[THE TASK] Assemble all lines in which the string "that" appears.
/---
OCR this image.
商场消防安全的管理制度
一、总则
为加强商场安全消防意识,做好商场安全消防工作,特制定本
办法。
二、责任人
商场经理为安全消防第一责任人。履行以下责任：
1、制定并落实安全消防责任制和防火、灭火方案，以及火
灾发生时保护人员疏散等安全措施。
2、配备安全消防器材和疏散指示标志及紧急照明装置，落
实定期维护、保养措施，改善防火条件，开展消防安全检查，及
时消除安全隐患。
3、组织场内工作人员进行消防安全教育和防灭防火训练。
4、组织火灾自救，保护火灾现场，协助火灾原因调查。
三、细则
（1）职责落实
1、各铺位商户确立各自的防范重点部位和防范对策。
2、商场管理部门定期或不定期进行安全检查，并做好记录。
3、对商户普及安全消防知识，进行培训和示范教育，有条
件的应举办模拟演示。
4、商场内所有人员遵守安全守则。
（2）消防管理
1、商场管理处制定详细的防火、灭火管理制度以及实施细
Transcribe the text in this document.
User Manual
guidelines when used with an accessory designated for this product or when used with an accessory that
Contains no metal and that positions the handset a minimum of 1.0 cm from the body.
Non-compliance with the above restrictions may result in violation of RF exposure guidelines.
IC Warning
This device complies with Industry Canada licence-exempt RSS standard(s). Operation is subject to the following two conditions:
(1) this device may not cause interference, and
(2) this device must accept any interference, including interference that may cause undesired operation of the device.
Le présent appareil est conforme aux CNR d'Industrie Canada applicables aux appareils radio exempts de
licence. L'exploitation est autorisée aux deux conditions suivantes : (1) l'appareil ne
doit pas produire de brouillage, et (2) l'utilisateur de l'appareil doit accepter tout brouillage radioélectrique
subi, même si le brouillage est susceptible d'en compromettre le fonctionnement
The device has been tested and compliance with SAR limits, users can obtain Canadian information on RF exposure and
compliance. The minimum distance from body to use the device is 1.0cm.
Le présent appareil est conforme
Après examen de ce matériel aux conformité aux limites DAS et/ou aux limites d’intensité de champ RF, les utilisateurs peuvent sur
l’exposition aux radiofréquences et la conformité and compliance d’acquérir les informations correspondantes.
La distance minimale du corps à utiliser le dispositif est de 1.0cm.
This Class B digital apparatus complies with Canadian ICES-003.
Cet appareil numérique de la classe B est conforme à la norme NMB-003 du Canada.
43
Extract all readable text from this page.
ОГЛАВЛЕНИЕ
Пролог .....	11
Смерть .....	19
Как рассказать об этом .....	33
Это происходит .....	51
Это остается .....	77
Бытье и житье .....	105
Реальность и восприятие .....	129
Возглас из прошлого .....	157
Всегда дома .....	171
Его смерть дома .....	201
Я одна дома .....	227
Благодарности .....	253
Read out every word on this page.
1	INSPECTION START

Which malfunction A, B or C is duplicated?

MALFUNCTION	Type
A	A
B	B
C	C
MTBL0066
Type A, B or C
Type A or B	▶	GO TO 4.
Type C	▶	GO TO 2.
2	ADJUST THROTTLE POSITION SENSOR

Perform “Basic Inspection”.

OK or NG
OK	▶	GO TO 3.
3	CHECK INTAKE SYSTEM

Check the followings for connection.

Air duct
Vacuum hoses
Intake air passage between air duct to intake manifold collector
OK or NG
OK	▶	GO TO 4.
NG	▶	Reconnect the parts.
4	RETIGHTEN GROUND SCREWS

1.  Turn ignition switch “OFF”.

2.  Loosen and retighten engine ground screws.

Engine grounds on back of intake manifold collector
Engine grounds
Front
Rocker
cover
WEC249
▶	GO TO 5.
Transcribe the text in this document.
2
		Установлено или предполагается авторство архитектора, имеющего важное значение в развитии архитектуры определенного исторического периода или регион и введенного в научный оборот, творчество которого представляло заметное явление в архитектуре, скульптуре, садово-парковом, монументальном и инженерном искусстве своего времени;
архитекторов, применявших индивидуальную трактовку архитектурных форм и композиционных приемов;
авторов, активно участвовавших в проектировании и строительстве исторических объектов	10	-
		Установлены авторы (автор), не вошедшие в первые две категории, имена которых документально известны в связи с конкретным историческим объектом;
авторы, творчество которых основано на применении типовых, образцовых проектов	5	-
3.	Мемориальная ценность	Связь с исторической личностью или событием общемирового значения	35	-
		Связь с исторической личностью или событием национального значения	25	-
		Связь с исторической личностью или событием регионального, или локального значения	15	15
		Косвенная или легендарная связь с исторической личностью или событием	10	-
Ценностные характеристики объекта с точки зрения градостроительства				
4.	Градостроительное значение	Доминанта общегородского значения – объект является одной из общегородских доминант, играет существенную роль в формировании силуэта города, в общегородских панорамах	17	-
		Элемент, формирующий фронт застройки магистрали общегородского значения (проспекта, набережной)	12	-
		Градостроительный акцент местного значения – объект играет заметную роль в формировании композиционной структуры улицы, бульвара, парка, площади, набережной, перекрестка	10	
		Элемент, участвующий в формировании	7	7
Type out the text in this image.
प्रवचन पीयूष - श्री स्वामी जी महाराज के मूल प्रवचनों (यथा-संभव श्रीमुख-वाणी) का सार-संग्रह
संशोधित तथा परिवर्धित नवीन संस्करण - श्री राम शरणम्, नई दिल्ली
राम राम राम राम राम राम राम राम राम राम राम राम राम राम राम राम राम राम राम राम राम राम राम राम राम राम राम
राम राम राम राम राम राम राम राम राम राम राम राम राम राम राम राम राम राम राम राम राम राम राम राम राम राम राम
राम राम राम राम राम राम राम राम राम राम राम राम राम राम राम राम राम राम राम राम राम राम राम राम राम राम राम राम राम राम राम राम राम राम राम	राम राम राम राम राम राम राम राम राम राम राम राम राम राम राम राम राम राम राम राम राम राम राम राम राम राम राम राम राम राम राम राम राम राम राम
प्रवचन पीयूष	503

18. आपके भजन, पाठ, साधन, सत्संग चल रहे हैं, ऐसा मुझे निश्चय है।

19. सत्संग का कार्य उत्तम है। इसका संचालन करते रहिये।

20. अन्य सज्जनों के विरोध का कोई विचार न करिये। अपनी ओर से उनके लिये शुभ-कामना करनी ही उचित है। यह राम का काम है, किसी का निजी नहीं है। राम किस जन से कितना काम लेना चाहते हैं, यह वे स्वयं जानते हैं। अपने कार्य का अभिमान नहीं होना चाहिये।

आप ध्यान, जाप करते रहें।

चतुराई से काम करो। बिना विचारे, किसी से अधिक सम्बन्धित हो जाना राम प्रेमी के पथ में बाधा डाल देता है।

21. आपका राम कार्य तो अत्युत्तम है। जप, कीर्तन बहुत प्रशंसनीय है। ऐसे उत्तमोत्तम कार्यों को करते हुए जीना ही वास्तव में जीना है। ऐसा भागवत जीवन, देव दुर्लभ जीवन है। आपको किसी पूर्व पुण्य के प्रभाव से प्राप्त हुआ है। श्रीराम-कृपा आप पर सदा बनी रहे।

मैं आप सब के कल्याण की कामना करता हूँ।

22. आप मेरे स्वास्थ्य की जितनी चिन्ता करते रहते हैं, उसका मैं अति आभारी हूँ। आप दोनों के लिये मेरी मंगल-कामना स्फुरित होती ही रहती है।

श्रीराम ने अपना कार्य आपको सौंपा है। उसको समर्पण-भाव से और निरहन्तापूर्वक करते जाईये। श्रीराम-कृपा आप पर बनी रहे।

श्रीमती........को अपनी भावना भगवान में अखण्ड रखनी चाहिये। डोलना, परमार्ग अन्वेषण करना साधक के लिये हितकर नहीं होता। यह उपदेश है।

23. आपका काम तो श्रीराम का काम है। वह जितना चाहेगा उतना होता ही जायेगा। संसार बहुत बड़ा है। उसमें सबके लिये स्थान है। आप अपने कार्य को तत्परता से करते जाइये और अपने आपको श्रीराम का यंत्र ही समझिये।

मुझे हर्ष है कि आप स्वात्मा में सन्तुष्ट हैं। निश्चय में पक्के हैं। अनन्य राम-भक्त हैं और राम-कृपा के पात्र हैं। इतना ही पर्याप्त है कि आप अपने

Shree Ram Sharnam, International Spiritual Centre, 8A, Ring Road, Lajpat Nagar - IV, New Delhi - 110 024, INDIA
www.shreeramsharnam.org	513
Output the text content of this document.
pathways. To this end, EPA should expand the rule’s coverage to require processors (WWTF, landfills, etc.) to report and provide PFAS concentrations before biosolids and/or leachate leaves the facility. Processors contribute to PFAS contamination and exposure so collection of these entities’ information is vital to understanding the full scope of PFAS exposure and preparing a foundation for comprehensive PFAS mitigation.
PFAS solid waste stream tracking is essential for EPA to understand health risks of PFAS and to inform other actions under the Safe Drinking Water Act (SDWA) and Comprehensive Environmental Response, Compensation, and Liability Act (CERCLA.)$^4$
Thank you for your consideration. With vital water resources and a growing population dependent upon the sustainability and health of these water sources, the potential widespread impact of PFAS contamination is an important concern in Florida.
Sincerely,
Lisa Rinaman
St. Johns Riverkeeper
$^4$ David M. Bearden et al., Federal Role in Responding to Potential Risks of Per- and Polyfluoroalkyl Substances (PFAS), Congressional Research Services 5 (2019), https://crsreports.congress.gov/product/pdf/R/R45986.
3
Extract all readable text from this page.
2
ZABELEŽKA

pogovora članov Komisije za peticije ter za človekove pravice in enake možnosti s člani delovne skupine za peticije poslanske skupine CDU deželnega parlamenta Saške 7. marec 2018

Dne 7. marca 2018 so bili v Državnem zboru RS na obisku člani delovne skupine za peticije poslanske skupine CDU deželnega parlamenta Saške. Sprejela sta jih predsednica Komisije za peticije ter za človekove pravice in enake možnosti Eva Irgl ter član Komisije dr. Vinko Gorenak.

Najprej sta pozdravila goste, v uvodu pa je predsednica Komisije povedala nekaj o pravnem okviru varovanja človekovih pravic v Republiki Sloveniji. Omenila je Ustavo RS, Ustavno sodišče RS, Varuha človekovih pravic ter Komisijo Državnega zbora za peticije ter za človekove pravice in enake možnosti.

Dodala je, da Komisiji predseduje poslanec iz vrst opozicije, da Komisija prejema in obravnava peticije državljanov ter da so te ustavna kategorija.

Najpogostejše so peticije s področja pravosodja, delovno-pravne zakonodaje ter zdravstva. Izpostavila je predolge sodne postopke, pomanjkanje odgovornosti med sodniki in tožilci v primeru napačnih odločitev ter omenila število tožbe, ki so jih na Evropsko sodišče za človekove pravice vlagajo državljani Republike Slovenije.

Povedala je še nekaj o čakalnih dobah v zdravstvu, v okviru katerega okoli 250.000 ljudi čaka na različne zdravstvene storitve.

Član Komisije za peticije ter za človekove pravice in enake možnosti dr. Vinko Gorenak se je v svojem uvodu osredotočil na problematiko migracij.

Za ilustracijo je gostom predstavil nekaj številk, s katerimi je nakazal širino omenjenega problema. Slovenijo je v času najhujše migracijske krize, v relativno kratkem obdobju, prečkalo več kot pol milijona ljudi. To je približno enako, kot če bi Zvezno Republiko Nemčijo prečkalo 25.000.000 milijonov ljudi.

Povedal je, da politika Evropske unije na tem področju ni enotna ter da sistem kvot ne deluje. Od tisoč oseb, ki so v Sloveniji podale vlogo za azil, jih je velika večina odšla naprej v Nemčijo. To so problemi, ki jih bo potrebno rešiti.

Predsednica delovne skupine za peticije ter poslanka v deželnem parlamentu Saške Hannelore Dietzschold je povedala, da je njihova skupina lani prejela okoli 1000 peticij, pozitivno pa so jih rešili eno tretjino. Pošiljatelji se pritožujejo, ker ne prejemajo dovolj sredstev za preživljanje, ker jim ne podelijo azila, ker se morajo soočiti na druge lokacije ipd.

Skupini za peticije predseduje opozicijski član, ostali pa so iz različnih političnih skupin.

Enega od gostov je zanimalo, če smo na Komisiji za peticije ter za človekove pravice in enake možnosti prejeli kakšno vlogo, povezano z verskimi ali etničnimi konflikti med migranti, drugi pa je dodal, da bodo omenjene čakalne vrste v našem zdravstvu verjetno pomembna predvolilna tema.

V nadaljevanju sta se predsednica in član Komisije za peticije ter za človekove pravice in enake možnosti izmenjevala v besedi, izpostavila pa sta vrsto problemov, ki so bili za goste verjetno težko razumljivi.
\---
[SOLUTION TO THIS TASK]
guidelines when used with an accessory designated for this product or when used with an accessory that
Contains no metal and that positions the handset a minimum of 1.0 cm from the body.
(2) this device must accept any interference, including interference that may cause undesired operation of the device.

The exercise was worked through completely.